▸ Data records
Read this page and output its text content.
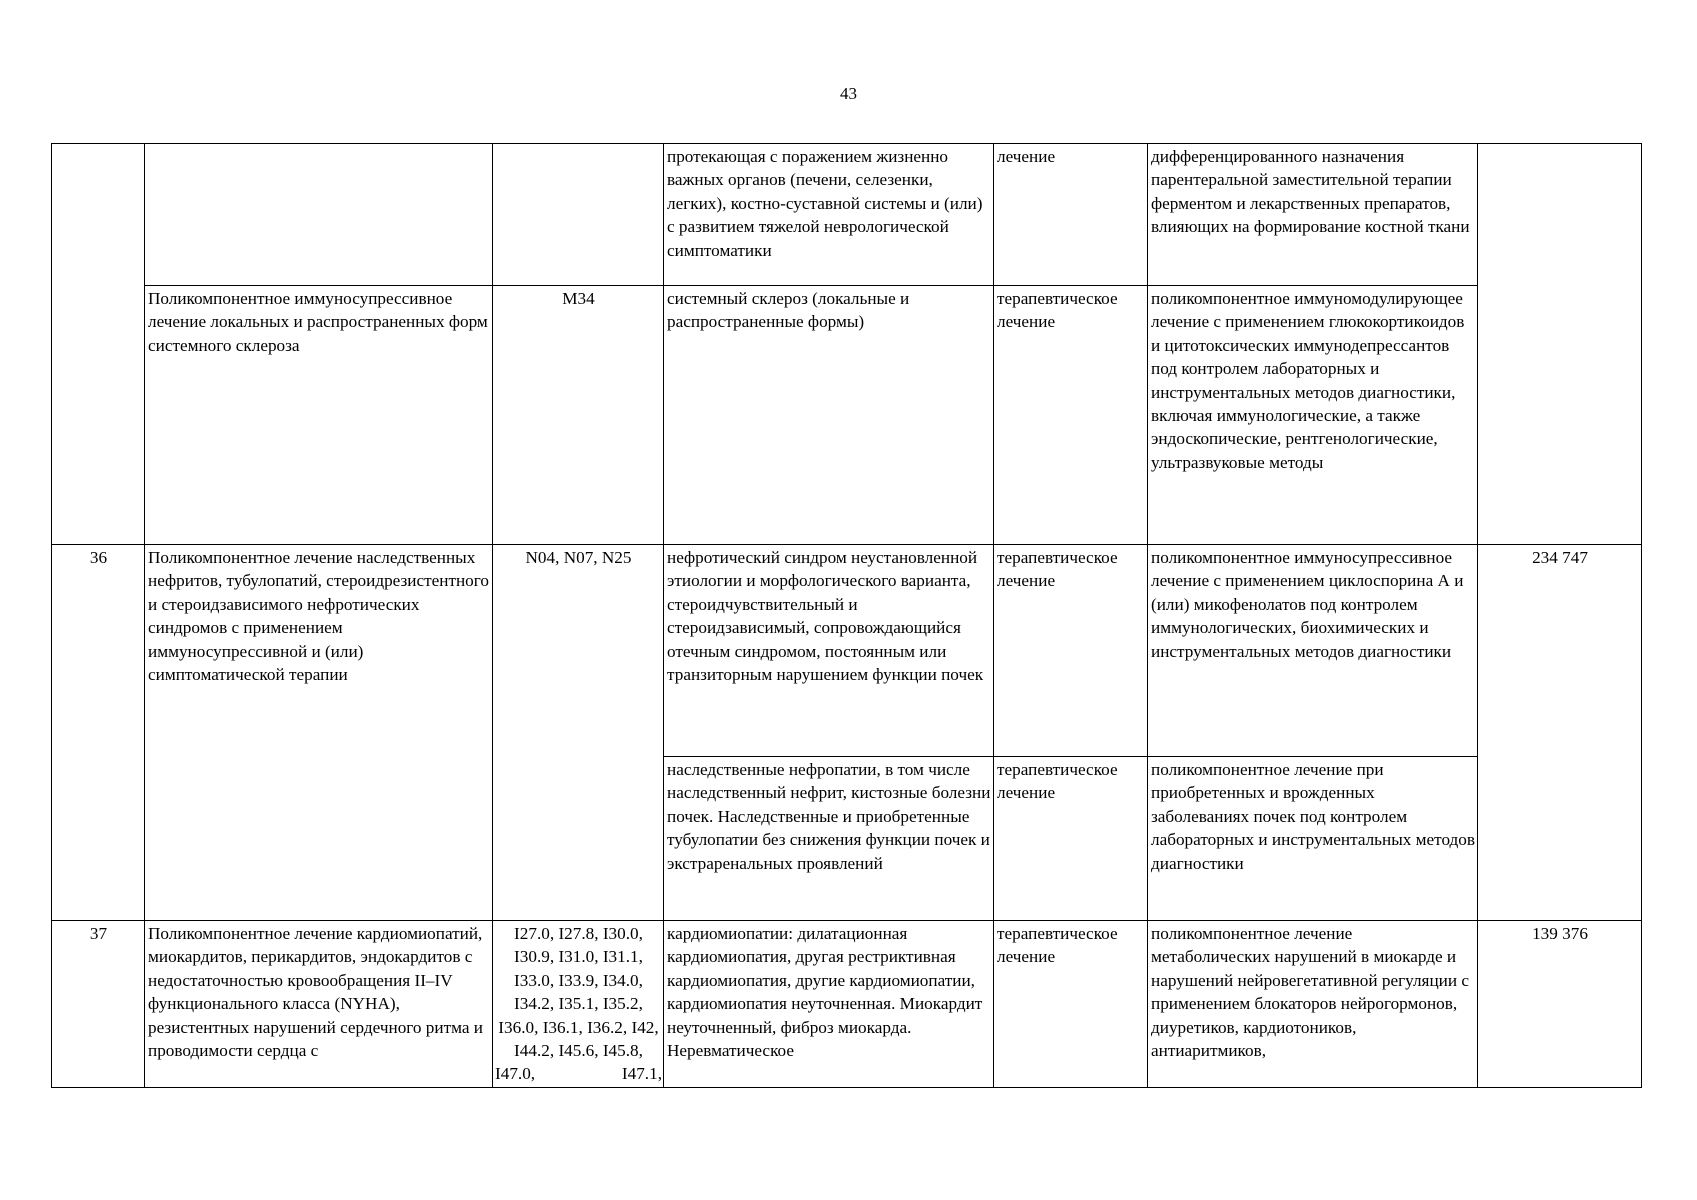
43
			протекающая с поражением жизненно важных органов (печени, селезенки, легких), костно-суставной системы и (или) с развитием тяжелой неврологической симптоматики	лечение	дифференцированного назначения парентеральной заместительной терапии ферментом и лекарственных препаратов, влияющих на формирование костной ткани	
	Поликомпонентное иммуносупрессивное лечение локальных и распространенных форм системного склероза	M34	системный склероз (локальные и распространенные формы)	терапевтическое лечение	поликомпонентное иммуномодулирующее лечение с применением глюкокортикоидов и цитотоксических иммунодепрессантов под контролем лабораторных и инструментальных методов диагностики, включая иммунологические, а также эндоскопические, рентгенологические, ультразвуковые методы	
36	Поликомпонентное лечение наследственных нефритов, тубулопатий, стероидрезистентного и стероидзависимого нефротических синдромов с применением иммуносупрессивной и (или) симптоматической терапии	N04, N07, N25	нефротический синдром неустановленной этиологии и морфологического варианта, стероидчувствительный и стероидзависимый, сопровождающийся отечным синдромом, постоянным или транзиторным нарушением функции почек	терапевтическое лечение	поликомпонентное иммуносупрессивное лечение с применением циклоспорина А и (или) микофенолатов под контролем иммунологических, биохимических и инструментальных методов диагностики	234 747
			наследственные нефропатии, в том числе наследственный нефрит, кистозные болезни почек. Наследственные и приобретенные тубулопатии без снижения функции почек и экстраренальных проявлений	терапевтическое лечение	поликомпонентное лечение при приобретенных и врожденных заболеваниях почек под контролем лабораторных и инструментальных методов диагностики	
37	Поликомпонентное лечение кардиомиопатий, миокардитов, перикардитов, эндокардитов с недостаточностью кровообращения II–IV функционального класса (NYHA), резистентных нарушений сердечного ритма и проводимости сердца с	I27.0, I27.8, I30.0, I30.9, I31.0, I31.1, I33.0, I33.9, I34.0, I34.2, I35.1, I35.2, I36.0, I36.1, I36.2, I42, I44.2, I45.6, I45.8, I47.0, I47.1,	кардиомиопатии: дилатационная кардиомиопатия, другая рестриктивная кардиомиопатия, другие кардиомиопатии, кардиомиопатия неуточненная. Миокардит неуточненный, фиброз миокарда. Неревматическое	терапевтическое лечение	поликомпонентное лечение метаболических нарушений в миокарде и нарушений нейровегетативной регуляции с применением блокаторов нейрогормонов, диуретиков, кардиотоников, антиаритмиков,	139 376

▸ Exercise requirements
Write out the full set of lines verbatim, without the pictures.

▸ Exercise response
Read this page and output its text content.
43
			протекающая с поражением жизненно важных органов (печени, селезенки, легких), костно-суставной системы и (или) с развитием тяжелой неврологической симптоматики	лечение	дифференцированного назначения парентеральной заместительной терапии ферментом и лекарственных препаратов, влияющих на формирование костной ткани	
	Поликомпонентное иммуносупрессивное лечение локальных и распространенных форм системного склероза	M34	системный склероз (локальные и распространенные формы)	терапевтическое лечение	поликомпонентное иммуномодулирующее лечение с применением глюкокортикоидов и цитотоксических иммунодепрессантов под контролем лабораторных и инструментальных методов диагностики, включая иммунологические, а также эндоскопические, рентгенологические, ультразвуковые методы	
36	Поликомпонентное лечение наследственных нефритов, тубулопатий, стероидрезистентного и стероидзависимого нефротических синдромов с применением иммуносупрессивной и (или) симптоматической терапии	N04, N07, N25	нефротический синдром неустановленной этиологии и морфологического варианта, стероидчувствительный и стероидзависимый, сопровождающийся отечным синдромом, постоянным или транзиторным нарушением функции почек	терапевтическое лечение	поликомпонентное иммуносупрессивное лечение с применением циклоспорина А и (или) микофенолатов под контролем иммунологических, биохимических и инструментальных методов диагностики	234 747
			наследственные нефропатии, в том числе наследственный нефрит, кистозные болезни почек. Наследственные и приобретенные тубулопатии без снижения функции почек и экстраренальных проявлений	терапевтическое лечение	поликомпонентное лечение при приобретенных и врожденных заболеваниях почек под контролем лабораторных и инструментальных методов диагностики	
37	Поликомпонентное лечение кардиомиопатий, миокардитов, перикардитов, эндокардитов с недостаточностью кровообращения II–IV функционального класса (NYHA), резистентных нарушений сердечного ритма и проводимости сердца с	I27.0, I27.8, I30.0, I30.9, I31.0, I31.1, I33.0, I33.9, I34.0, I34.2, I35.1, I35.2, I36.0, I36.1, I36.2, I42, I44.2, I45.6, I45.8, I47.0, I47.1,	кардиомиопатии: дилатационная кардиомиопатия, другая рестриктивная кардиомиопатия, другие кардиомиопатии, кардиомиопатия неуточненная. Миокардит неуточненный, фиброз миокарда. Неревматическое	терапевтическое лечение	поликомпонентное лечение метаболических нарушений в миокарде и нарушений нейровегетативной регуляции с применением блокаторов нейрогормонов, диуретиков, кардиотоников, антиаритмиков,	139 376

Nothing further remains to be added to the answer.